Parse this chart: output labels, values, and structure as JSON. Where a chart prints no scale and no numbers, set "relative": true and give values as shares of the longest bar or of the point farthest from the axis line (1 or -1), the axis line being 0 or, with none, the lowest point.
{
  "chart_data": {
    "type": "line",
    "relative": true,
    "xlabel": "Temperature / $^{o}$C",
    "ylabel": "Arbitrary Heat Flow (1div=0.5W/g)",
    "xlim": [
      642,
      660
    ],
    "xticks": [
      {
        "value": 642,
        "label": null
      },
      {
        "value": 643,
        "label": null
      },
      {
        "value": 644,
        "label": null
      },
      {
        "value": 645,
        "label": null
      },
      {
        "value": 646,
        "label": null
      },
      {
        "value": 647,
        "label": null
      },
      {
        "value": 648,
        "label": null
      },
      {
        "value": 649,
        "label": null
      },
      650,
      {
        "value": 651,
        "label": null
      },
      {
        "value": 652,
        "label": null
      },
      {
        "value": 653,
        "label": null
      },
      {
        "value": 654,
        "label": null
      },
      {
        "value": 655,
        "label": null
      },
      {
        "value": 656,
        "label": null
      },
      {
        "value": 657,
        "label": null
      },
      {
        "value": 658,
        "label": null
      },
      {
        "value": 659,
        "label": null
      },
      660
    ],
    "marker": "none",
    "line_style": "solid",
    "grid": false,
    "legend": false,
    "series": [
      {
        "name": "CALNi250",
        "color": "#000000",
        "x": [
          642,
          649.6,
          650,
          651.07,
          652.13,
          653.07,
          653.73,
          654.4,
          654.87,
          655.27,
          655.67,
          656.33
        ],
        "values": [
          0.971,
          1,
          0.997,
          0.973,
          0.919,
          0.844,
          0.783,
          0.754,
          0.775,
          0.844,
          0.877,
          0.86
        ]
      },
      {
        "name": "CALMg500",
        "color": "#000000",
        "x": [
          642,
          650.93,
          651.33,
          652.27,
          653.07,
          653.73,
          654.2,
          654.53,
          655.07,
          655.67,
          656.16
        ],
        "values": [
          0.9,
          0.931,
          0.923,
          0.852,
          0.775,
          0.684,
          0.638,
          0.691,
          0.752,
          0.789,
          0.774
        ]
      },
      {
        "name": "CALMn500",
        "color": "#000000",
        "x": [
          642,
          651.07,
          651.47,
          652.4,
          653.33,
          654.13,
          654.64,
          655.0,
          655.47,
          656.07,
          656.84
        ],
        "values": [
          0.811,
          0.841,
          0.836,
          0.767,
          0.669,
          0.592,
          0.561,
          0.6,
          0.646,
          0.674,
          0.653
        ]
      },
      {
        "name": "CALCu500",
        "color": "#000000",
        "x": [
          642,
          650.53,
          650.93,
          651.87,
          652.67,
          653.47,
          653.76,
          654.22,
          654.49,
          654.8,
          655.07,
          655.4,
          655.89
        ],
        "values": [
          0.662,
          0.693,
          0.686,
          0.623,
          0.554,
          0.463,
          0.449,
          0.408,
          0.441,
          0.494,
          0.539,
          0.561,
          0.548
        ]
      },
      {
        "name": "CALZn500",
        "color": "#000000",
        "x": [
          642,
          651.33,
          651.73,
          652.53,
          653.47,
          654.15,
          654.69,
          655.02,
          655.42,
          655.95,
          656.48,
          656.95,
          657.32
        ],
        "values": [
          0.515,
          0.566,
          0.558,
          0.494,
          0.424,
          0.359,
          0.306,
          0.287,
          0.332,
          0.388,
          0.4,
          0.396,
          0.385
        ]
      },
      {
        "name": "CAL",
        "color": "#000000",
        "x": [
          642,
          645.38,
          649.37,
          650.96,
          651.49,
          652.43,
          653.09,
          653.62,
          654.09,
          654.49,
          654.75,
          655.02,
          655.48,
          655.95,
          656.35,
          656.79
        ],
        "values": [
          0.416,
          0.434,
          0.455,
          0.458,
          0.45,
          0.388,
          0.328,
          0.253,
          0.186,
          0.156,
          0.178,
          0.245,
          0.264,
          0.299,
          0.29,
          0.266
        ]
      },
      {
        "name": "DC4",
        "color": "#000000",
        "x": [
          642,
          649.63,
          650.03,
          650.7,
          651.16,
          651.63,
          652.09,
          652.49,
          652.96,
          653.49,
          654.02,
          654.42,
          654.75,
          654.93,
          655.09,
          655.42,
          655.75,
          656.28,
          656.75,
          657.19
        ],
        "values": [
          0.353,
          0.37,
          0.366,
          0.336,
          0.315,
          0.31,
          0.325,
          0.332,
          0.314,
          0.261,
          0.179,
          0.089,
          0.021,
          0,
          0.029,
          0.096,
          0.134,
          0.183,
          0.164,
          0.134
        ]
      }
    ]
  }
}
● ● ● ● ●
§ EXERCISE REQUIREMENTS:
Retype the records that precede this task, keeping them exactly the same.

§ RESULT FOR THIS TASK:
Parse this chart: output labels, values, and structure as JSON. Where a chart prints no scale and no numbers, set "relative": true and give values as shares of the longest bar or of the point farthest from the axis line (1 or -1), the axis line being 0 or, with none, the lowest point.
{
  "chart_data": {
    "type": "line",
    "relative": true,
    "xlabel": "Temperature / $^{o}$C",
    "ylabel": "Arbitrary Heat Flow (1div=0.5W/g)",
    "xlim": [
      642,
      660
    ],
    "xticks": [
      {
        "value": 642,
        "label": null
      },
      {
        "value": 643,
        "label": null
      },
      {
        "value": 644,
        "label": null
      },
      {
        "value": 645,
        "label": null
      },
      {
        "value": 646,
        "label": null
      },
      {
        "value": 647,
        "label": null
      },
      {
        "value": 648,
        "label": null
      },
      {
        "value": 649,
        "label": null
      },
      650,
      {
        "value": 651,
        "label": null
      },
      {
        "value": 652,
        "label": null
      },
      {
        "value": 653,
        "label": null
      },
      {
        "value": 654,
        "label": null
      },
      {
        "value": 655,
        "label": null
      },
      {
        "value": 656,
        "label": null
      },
      {
        "value": 657,
        "label": null
      },
      {
        "value": 658,
        "label": null
      },
      {
        "value": 659,
        "label": null
      },
      660
    ],
    "marker": "none",
    "line_style": "solid",
    "grid": false,
    "legend": false,
    "series": [
      {
        "name": "CALNi250",
        "color": "#000000",
        "x": [
          642,
          649.6,
          650,
          651.07,
          652.13,
          653.07,
          653.73,
          654.4,
          654.87,
          655.27,
          655.67,
          656.33
        ],
        "values": [
          0.971,
          1,
          0.997,
          0.973,
          0.919,
          0.844,
          0.783,
          0.754,
          0.775,
          0.844,
          0.877,
          0.86
        ]
      },
      {
        "name": "CALMg500",
        "color": "#000000",
        "x": [
          642,
          650.93,
          651.33,
          652.27,
          653.07,
          653.73,
          654.2,
          654.53,
          655.07,
          655.67,
          656.16
        ],
        "values": [
          0.9,
          0.931,
          0.923,
          0.852,
          0.775,
          0.684,
          0.638,
          0.691,
          0.752,
          0.789,
          0.774
        ]
      },
      {
        "name": "CALMn500",
        "color": "#000000",
        "x": [
          642,
          651.07,
          651.47,
          652.4,
          653.33,
          654.13,
          654.64,
          655.0,
          655.47,
          656.07,
          656.84
        ],
        "values": [
          0.811,
          0.841,
          0.836,
          0.767,
          0.669,
          0.592,
          0.561,
          0.6,
          0.646,
          0.674,
          0.653
        ]
      },
      {
        "name": "CALCu500",
        "color": "#000000",
        "x": [
          642,
          650.53,
          650.93,
          651.87,
          652.67,
          653.47,
          653.76,
          654.22,
          654.49,
          654.8,
          655.07,
          655.4,
          655.89
        ],
        "values": [
          0.662,
          0.693,
          0.686,
          0.623,
          0.554,
          0.463,
          0.449,
          0.408,
          0.441,
          0.494,
          0.539,
          0.561,
          0.548
        ]
      },
      {
        "name": "CALZn500",
        "color": "#000000",
        "x": [
          642,
          651.33,
          651.73,
          652.53,
          653.47,
          654.15,
          654.69,
          655.02,
          655.42,
          655.95,
          656.48,
          656.95,
          657.32
        ],
        "values": [
          0.515,
          0.566,
          0.558,
          0.494,
          0.424,
          0.359,
          0.306,
          0.287,
          0.332,
          0.388,
          0.4,
          0.396,
          0.385
        ]
      },
      {
        "name": "CAL",
        "color": "#000000",
        "x": [
          642,
          645.38,
          649.37,
          650.96,
          651.49,
          652.43,
          653.09,
          653.62,
          654.09,
          654.49,
          654.75,
          655.02,
          655.48,
          655.95,
          656.35,
          656.79
        ],
        "values": [
          0.416,
          0.434,
          0.455,
          0.458,
          0.45,
          0.388,
          0.328,
          0.253,
          0.186,
          0.156,
          0.178,
          0.245,
          0.264,
          0.299,
          0.29,
          0.266
        ]
      },
      {
        "name": "DC4",
        "color": "#000000",
        "x": [
          642,
          649.63,
          650.03,
          650.7,
          651.16,
          651.63,
          652.09,
          652.49,
          652.96,
          653.49,
          654.02,
          654.42,
          654.75,
          654.93,
          655.09,
          655.42,
          655.75,
          656.28,
          656.75,
          657.19
        ],
        "values": [
          0.353,
          0.37,
          0.366,
          0.336,
          0.315,
          0.31,
          0.325,
          0.332,
          0.314,
          0.261,
          0.179,
          0.089,
          0.021,
          0,
          0.029,
          0.096,
          0.134,
          0.183,
          0.164,
          0.134
        ]
      }
    ]
  }
}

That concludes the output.